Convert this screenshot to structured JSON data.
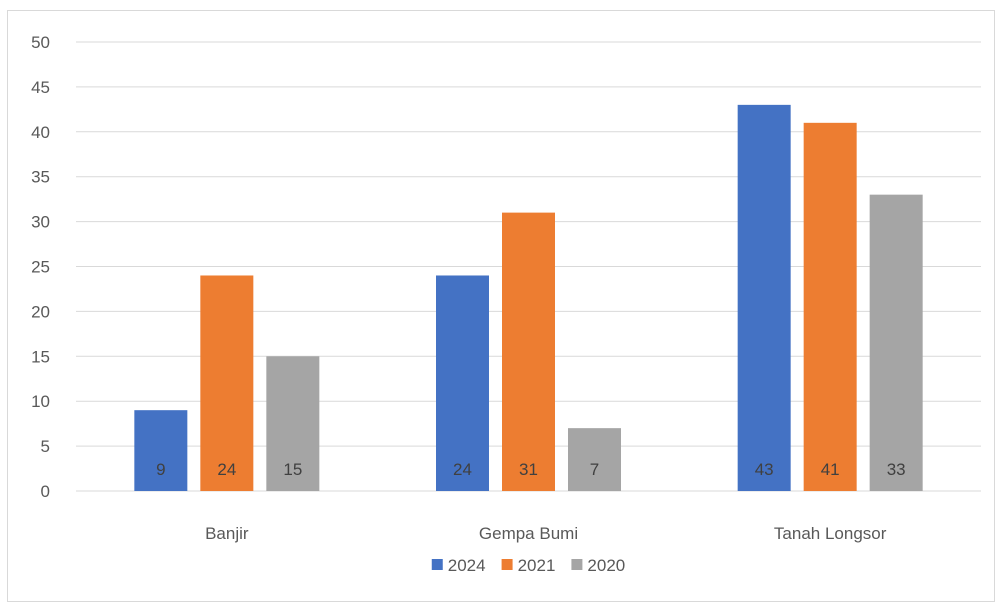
{
  "chart_data": {
    "type": "bar",
    "title": "",
    "xlabel": "",
    "ylabel": "",
    "categories": [
      "Banjir",
      "Gempa Bumi",
      "Tanah Longsor"
    ],
    "series": [
      {
        "name": "2024",
        "values": [
          9,
          24,
          43
        ],
        "color": "#4472c4"
      },
      {
        "name": "2021",
        "values": [
          24,
          31,
          41
        ],
        "color": "#ed7d31"
      },
      {
        "name": "2020",
        "values": [
          15,
          7,
          33
        ],
        "color": "#a5a5a5"
      }
    ],
    "ylim": [
      0,
      50
    ],
    "yticks": [
      0,
      5,
      10,
      15,
      20,
      25,
      30,
      35,
      40,
      45,
      50
    ],
    "grid": true,
    "legend_position": "bottom",
    "data_labels": "inside-base",
    "gridline_color": "#d9d9d9"
  }
}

> [Aim]:
Omit each picture, then return all of the listing exactly as it stands.

> [Output of the task]:
Convert this screenshot to structured JSON data.
{
  "chart_data": {
    "type": "bar",
    "title": "",
    "xlabel": "",
    "ylabel": "",
    "categories": [
      "Banjir",
      "Gempa Bumi",
      "Tanah Longsor"
    ],
    "series": [
      {
        "name": "2024",
        "values": [
          9,
          24,
          43
        ],
        "color": "#4472c4"
      },
      {
        "name": "2021",
        "values": [
          24,
          31,
          41
        ],
        "color": "#ed7d31"
      },
      {
        "name": "2020",
        "values": [
          15,
          7,
          33
        ],
        "color": "#a5a5a5"
      }
    ],
    "ylim": [
      0,
      50
    ],
    "yticks": [
      0,
      5,
      10,
      15,
      20,
      25,
      30,
      35,
      40,
      45,
      50
    ],
    "grid": true,
    "legend_position": "bottom",
    "data_labels": "inside-base",
    "gridline_color": "#d9d9d9"
  }
}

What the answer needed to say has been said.